--- START OF EXTRACTED MATERIAL ---
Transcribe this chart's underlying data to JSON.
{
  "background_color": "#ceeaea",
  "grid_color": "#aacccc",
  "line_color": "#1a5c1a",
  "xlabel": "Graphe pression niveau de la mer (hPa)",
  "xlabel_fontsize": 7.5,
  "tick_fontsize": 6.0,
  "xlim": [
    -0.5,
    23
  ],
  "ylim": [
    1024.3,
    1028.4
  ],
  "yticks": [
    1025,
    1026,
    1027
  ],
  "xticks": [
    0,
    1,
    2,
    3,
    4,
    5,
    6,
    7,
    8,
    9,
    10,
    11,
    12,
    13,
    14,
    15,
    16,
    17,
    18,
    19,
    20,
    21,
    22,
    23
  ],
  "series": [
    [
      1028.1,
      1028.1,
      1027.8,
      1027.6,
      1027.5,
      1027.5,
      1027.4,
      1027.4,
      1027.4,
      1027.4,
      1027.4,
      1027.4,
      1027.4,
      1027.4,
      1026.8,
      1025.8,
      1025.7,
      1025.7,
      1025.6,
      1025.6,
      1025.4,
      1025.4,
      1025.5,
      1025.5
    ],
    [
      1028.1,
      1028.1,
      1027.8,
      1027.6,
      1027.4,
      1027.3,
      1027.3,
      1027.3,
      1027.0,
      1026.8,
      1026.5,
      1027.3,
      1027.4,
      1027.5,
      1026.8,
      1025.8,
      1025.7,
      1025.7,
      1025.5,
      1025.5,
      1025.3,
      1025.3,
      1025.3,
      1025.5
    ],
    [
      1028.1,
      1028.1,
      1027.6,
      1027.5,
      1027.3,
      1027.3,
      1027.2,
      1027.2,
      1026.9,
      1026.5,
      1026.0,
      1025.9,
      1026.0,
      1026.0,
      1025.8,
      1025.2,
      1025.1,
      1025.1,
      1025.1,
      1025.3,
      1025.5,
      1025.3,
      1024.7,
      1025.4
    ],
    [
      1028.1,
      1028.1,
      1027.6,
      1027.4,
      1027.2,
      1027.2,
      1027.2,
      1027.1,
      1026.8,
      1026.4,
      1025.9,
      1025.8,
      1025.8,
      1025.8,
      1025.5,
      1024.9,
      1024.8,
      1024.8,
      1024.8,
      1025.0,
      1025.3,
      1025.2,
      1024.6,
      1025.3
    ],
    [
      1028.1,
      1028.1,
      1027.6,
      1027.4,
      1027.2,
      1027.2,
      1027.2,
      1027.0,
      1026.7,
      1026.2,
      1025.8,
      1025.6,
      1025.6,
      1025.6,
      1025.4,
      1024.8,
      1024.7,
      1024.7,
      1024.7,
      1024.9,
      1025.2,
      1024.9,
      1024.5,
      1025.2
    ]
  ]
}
--- END OF EXTRACTED MATERIAL ---
**TASK PROMPT**
Transcribe each record exactly. Leave nothing out.

**THE RESPONSE**
Transcribe this chart's underlying data to JSON.
{
  "background_color": "#ceeaea",
  "grid_color": "#aacccc",
  "line_color": "#1a5c1a",
  "xlabel": "Graphe pression niveau de la mer (hPa)",
  "xlabel_fontsize": 7.5,
  "tick_fontsize": 6.0,
  "xlim": [
    -0.5,
    23
  ],
  "ylim": [
    1024.3,
    1028.4
  ],
  "yticks": [
    1025,
    1026,
    1027
  ],
  "xticks": [
    0,
    1,
    2,
    3,
    4,
    5,
    6,
    7,
    8,
    9,
    10,
    11,
    12,
    13,
    14,
    15,
    16,
    17,
    18,
    19,
    20,
    21,
    22,
    23
  ],
  "series": [
    [
      1028.1,
      1028.1,
      1027.8,
      1027.6,
      1027.5,
      1027.5,
      1027.4,
      1027.4,
      1027.4,
      1027.4,
      1027.4,
      1027.4,
      1027.4,
      1027.4,
      1026.8,
      1025.8,
      1025.7,
      1025.7,
      1025.6,
      1025.6,
      1025.4,
      1025.4,
      1025.5,
      1025.5
    ],
    [
      1028.1,
      1028.1,
      1027.8,
      1027.6,
      1027.4,
      1027.3,
      1027.3,
      1027.3,
      1027.0,
      1026.8,
      1026.5,
      1027.3,
      1027.4,
      1027.5,
      1026.8,
      1025.8,
      1025.7,
      1025.7,
      1025.5,
      1025.5,
      1025.3,
      1025.3,
      1025.3,
      1025.5
    ],
    [
      1028.1,
      1028.1,
      1027.6,
      1027.5,
      1027.3,
      1027.3,
      1027.2,
      1027.2,
      1026.9,
      1026.5,
      1026.0,
      1025.9,
      1026.0,
      1026.0,
      1025.8,
      1025.2,
      1025.1,
      1025.1,
      1025.1,
      1025.3,
      1025.5,
      1025.3,
      1024.7,
      1025.4
    ],
    [
      1028.1,
      1028.1,
      1027.6,
      1027.4,
      1027.2,
      1027.2,
      1027.2,
      1027.1,
      1026.8,
      1026.4,
      1025.9,
      1025.8,
      1025.8,
      1025.8,
      1025.5,
      1024.9,
      1024.8,
      1024.8,
      1024.8,
      1025.0,
      1025.3,
      1025.2,
      1024.6,
      1025.3
    ],
    [
      1028.1,
      1028.1,
      1027.6,
      1027.4,
      1027.2,
      1027.2,
      1027.2,
      1027.0,
      1026.7,
      1026.2,
      1025.8,
      1025.6,
      1025.6,
      1025.6,
      1025.4,
      1024.8,
      1024.7,
      1024.7,
      1024.7,
      1024.9,
      1025.2,
      1024.9,
      1024.5,
      1025.2
    ]
  ]
}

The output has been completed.